▶ **WHAT TO PRODUCE**: Tally the lines in the data that follows that include the word "النسبية", and report nothing but the total.
======== RECORDS TO PROCESS
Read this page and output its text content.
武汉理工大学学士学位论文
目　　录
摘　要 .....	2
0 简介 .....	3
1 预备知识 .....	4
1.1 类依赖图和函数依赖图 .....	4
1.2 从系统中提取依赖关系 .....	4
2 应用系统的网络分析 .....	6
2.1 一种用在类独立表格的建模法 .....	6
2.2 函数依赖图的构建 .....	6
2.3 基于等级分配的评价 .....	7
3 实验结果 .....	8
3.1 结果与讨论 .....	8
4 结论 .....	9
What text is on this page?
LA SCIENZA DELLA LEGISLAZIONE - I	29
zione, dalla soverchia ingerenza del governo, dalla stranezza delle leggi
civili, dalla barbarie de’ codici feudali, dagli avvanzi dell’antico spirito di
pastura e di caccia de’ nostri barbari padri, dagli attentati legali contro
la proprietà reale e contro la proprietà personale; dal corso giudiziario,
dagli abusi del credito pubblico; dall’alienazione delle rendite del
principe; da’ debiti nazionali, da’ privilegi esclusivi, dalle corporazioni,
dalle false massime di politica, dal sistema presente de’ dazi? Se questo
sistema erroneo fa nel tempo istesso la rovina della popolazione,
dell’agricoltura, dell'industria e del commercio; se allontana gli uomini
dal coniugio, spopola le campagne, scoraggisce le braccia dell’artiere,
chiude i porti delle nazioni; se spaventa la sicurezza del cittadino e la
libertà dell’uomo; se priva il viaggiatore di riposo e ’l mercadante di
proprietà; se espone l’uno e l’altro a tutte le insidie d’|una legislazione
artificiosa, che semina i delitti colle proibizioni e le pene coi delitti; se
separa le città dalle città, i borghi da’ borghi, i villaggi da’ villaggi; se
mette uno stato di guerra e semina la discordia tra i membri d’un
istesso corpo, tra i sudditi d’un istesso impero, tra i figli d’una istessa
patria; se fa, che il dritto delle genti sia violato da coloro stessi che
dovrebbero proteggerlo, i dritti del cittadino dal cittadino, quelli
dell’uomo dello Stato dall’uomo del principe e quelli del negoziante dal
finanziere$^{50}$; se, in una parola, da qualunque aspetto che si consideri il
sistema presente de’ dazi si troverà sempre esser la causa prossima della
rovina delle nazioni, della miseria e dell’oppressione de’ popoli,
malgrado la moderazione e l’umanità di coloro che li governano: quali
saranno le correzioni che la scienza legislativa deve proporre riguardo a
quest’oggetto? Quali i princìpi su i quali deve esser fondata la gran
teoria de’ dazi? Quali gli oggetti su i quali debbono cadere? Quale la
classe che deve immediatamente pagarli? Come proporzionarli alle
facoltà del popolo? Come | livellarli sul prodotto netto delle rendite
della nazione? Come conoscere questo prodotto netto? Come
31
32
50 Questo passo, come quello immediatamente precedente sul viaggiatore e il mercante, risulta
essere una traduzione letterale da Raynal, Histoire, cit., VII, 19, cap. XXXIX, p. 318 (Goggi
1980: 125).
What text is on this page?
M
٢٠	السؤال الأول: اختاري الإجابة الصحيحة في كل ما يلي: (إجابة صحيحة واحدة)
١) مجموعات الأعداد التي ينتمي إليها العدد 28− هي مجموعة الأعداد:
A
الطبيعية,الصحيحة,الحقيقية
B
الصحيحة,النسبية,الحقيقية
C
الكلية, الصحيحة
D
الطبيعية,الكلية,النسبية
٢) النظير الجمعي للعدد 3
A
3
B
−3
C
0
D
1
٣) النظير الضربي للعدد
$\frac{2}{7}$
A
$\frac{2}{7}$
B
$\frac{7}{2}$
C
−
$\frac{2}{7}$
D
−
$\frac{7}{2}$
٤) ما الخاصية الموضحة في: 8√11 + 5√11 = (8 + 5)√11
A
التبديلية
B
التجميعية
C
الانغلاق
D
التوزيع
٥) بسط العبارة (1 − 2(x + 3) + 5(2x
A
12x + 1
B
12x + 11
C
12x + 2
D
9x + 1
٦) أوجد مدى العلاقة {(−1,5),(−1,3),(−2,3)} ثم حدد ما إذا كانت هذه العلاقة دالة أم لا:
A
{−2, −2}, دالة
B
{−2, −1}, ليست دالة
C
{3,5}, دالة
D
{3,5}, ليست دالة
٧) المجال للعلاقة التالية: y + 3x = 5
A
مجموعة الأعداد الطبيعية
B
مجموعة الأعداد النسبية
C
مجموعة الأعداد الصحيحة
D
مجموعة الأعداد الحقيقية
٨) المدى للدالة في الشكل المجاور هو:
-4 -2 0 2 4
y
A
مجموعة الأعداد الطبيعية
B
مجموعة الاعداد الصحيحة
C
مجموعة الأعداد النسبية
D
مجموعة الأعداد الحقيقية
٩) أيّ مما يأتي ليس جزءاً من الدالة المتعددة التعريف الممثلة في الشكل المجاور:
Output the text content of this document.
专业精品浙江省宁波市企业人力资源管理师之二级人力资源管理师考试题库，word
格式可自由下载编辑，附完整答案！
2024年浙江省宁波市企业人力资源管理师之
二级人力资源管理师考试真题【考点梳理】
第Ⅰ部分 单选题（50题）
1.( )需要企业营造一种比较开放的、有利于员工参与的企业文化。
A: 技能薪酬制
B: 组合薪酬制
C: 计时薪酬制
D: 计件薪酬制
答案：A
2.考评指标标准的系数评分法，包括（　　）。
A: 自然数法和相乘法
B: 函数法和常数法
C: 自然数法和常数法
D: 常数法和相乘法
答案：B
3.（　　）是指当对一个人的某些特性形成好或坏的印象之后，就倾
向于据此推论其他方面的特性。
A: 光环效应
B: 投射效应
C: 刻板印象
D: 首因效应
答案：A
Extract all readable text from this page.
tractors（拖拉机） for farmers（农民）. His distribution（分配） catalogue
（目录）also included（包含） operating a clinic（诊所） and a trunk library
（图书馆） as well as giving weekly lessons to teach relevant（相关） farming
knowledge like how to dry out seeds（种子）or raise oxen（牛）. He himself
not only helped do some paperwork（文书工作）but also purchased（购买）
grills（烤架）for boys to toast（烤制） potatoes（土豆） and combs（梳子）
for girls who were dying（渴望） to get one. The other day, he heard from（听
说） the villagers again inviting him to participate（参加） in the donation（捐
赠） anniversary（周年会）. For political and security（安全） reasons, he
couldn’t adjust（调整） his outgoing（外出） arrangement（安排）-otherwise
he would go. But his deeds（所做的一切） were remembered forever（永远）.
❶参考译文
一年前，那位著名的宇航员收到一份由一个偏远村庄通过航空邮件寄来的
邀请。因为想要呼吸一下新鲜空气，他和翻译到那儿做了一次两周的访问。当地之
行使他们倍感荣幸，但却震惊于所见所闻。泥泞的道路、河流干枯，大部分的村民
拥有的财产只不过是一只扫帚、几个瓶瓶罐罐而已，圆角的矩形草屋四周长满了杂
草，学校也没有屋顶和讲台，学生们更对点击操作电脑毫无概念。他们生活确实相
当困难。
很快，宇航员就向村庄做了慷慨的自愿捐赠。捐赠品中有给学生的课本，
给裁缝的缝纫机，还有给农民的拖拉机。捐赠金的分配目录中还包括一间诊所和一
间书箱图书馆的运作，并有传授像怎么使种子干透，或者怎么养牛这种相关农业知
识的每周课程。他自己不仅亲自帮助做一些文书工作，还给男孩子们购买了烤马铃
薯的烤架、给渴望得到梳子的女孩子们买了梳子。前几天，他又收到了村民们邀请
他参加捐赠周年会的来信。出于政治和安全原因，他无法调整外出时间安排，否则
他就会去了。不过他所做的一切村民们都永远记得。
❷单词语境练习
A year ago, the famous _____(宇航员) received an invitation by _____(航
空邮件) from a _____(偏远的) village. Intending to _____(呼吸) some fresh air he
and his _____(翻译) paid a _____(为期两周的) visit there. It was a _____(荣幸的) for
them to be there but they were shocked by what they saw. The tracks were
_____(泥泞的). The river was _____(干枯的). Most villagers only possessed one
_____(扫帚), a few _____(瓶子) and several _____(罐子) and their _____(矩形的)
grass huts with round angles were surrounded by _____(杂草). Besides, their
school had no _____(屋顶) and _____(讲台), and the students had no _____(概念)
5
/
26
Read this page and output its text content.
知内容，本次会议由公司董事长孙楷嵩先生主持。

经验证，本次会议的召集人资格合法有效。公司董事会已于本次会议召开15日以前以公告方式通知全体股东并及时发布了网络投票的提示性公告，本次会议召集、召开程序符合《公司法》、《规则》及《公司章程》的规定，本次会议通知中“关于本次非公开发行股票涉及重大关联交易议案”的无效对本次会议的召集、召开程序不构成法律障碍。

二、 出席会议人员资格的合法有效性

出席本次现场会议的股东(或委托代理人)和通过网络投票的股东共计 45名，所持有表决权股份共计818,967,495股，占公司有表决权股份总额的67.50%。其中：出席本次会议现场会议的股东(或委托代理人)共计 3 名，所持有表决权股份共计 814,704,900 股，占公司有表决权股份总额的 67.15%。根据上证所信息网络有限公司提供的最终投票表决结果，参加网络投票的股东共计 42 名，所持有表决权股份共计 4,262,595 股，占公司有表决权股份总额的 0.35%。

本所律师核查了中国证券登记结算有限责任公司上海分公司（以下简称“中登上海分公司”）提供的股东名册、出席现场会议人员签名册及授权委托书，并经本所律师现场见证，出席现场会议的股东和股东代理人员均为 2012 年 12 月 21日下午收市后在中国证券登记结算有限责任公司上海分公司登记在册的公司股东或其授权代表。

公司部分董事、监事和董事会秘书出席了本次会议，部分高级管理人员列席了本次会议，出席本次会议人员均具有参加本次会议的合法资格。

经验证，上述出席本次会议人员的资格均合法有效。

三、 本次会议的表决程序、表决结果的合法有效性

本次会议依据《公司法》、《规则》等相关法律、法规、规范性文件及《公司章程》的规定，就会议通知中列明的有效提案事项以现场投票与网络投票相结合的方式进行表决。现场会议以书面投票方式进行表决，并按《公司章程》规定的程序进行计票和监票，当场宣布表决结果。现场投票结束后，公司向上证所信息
================
▶ **RESPONSE TO THIS EXERCISE**: 4